* BRIEF
In the records that follow, show each line where the word "screenshot" is present.

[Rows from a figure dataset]
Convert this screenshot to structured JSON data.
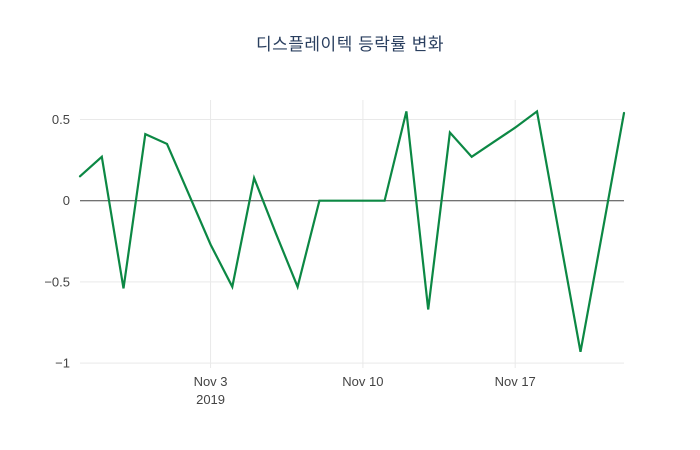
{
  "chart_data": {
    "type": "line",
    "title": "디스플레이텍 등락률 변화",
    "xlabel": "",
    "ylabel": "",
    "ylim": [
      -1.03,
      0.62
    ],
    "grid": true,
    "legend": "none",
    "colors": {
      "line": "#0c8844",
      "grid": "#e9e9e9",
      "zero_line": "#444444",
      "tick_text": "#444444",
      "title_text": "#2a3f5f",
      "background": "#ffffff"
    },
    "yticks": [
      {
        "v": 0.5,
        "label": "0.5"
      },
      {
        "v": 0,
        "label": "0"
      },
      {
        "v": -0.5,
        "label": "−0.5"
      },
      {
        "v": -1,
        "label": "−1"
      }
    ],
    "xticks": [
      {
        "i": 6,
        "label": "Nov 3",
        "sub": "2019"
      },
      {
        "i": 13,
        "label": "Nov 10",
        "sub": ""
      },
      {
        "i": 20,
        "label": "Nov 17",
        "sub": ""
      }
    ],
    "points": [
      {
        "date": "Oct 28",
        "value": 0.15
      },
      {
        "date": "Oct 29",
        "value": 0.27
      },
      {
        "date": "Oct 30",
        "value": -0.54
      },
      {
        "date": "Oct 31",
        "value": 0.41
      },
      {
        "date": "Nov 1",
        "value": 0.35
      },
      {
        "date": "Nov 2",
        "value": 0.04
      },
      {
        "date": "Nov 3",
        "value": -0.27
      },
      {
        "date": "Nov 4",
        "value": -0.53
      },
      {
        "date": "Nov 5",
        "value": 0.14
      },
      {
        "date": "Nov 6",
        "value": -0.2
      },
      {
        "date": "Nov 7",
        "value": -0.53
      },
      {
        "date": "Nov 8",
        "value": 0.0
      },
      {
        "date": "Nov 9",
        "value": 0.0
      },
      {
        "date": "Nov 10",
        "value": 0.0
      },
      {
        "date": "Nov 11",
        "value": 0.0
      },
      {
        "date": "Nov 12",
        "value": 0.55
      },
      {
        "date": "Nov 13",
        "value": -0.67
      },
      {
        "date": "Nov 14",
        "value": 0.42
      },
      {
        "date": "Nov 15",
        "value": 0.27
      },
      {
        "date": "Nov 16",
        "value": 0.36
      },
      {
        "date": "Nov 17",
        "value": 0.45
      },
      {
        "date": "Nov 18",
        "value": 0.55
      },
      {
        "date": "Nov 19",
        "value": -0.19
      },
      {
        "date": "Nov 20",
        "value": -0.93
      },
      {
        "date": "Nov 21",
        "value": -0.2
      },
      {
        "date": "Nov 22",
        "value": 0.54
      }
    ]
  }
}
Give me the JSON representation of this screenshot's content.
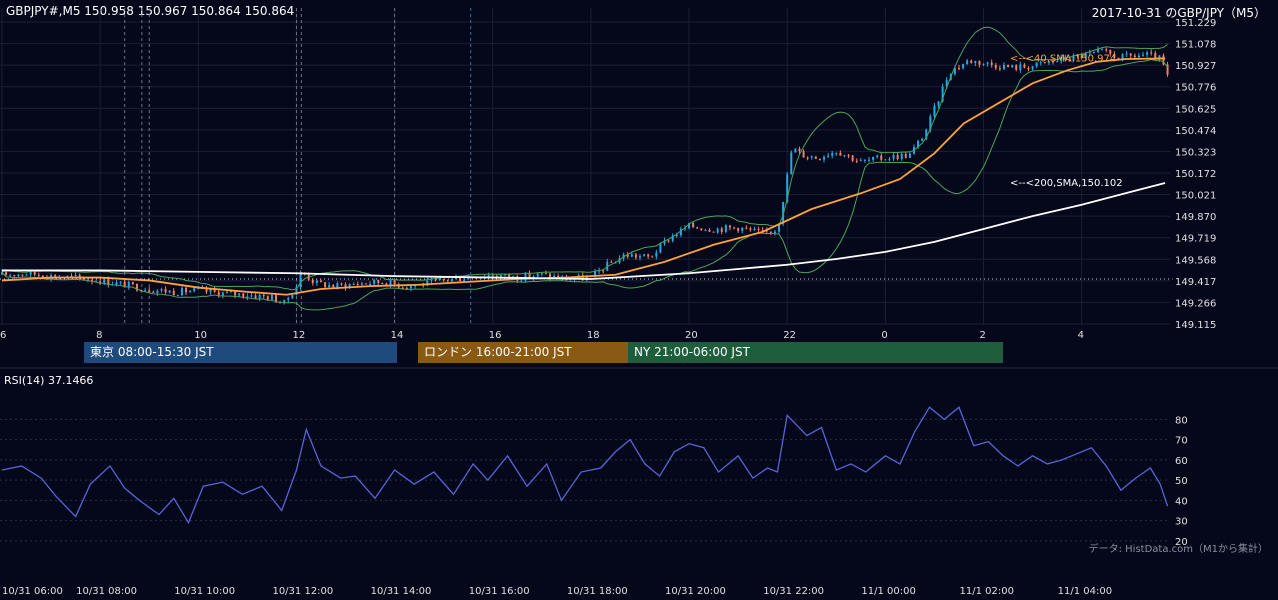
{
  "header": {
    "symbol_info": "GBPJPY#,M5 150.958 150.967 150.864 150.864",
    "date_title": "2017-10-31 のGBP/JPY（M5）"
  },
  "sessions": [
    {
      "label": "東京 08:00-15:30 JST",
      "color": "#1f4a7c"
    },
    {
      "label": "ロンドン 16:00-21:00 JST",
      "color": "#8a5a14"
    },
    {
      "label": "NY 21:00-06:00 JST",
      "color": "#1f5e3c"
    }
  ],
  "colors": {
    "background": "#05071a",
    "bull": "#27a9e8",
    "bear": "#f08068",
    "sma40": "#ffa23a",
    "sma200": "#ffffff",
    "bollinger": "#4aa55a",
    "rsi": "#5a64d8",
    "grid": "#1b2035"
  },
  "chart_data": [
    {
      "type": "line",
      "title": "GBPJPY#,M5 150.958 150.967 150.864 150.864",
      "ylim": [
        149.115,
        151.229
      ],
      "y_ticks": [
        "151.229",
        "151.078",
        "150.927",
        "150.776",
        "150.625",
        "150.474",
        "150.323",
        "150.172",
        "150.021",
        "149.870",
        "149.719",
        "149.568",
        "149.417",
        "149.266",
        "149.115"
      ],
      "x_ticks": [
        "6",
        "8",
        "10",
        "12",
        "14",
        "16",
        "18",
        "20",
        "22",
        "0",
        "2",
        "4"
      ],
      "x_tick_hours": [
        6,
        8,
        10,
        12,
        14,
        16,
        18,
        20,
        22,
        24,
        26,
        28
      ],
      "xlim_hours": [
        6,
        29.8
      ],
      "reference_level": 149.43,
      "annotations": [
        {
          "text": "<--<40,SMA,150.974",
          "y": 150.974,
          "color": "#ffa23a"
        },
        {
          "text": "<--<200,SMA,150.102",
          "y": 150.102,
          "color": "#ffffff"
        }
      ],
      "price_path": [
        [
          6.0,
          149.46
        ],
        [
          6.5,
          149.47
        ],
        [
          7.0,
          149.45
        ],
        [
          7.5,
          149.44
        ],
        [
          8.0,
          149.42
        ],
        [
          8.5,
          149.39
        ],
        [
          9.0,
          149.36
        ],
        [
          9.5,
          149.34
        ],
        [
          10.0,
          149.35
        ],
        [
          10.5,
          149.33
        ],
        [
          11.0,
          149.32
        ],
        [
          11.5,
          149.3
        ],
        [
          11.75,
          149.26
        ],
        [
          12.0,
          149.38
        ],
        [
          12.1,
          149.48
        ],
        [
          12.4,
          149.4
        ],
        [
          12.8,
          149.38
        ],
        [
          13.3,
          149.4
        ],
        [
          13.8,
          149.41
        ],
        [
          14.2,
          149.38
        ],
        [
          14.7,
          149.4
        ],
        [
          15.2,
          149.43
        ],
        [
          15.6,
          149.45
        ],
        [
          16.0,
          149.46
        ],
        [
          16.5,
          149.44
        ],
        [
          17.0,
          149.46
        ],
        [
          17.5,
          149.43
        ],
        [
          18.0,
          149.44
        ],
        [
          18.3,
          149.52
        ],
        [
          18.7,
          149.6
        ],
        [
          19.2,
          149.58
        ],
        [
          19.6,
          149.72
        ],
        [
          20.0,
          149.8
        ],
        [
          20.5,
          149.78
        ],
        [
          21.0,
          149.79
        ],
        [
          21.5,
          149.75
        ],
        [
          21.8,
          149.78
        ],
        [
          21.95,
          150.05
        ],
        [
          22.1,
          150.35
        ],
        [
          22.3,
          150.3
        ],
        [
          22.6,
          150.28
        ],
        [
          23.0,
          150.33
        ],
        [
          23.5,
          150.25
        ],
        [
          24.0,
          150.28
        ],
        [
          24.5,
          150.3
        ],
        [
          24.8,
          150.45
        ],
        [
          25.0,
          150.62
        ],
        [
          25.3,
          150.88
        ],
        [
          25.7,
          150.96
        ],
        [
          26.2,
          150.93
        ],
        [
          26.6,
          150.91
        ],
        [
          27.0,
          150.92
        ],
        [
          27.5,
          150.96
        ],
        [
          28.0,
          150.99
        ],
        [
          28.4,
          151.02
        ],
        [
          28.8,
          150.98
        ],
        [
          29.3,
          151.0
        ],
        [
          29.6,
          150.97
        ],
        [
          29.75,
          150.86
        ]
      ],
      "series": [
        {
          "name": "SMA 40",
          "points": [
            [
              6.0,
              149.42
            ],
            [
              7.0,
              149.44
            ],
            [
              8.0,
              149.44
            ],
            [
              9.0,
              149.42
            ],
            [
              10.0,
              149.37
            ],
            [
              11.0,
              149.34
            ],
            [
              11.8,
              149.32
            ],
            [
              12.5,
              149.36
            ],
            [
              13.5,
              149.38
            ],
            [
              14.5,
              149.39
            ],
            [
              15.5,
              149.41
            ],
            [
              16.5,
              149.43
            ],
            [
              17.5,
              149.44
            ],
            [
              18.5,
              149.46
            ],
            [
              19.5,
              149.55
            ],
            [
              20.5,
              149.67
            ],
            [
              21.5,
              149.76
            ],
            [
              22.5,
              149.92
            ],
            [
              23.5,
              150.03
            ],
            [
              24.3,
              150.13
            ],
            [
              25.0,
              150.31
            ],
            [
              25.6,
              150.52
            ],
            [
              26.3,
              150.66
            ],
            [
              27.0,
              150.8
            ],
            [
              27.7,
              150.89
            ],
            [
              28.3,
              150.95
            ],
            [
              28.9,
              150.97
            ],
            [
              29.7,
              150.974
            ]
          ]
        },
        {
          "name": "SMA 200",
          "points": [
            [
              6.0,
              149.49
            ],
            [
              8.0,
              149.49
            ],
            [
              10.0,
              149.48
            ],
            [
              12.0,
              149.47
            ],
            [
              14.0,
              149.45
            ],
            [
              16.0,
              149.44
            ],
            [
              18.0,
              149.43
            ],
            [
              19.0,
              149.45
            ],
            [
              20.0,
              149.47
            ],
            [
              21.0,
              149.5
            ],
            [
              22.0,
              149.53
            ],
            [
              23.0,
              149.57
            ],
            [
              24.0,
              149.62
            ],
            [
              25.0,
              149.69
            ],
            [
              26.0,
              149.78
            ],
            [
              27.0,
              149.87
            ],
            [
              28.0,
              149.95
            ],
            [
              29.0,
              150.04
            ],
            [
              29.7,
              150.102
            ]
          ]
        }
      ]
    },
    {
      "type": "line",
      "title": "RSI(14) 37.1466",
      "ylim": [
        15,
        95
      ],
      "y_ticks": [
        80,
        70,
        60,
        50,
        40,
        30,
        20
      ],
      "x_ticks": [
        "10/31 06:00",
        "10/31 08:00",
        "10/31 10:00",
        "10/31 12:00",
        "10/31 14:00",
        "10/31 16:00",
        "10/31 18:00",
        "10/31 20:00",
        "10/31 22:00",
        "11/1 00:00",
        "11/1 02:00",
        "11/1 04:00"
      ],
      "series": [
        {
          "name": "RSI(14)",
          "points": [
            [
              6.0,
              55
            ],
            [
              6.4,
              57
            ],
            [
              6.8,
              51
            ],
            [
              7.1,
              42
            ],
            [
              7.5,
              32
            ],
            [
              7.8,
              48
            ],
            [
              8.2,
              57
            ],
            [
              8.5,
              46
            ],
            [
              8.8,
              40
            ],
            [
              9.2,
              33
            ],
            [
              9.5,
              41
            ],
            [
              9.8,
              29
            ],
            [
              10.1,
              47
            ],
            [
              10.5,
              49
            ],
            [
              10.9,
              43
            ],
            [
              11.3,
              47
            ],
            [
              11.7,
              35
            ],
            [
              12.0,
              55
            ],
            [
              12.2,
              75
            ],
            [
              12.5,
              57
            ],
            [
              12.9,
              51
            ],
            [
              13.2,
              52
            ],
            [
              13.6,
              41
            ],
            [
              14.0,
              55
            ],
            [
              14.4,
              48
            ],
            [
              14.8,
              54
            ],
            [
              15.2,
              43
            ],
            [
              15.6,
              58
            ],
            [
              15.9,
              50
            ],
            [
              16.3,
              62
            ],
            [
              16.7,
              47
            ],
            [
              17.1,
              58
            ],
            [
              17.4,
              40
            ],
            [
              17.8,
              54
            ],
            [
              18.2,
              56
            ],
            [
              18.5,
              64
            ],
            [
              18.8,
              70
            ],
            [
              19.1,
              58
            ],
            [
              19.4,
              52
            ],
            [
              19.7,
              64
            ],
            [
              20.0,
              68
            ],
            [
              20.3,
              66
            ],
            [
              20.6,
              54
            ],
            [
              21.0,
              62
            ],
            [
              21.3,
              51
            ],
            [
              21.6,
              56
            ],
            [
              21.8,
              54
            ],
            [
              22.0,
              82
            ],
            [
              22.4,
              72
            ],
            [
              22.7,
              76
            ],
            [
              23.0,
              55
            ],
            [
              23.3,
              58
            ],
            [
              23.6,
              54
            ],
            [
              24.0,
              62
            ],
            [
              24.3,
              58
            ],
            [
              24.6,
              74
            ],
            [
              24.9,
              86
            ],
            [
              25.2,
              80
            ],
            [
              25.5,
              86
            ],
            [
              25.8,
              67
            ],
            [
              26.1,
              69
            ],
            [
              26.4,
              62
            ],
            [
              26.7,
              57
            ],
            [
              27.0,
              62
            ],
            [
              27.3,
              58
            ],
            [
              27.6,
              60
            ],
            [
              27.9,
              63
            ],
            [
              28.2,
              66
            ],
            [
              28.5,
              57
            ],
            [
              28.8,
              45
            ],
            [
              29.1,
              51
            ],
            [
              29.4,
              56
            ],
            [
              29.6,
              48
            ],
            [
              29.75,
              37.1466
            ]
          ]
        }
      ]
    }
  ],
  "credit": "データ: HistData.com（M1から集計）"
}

* TASK RESULT
Convert this screenshot to structured JSON data.
Give me the JSON representation of this screenshot's content.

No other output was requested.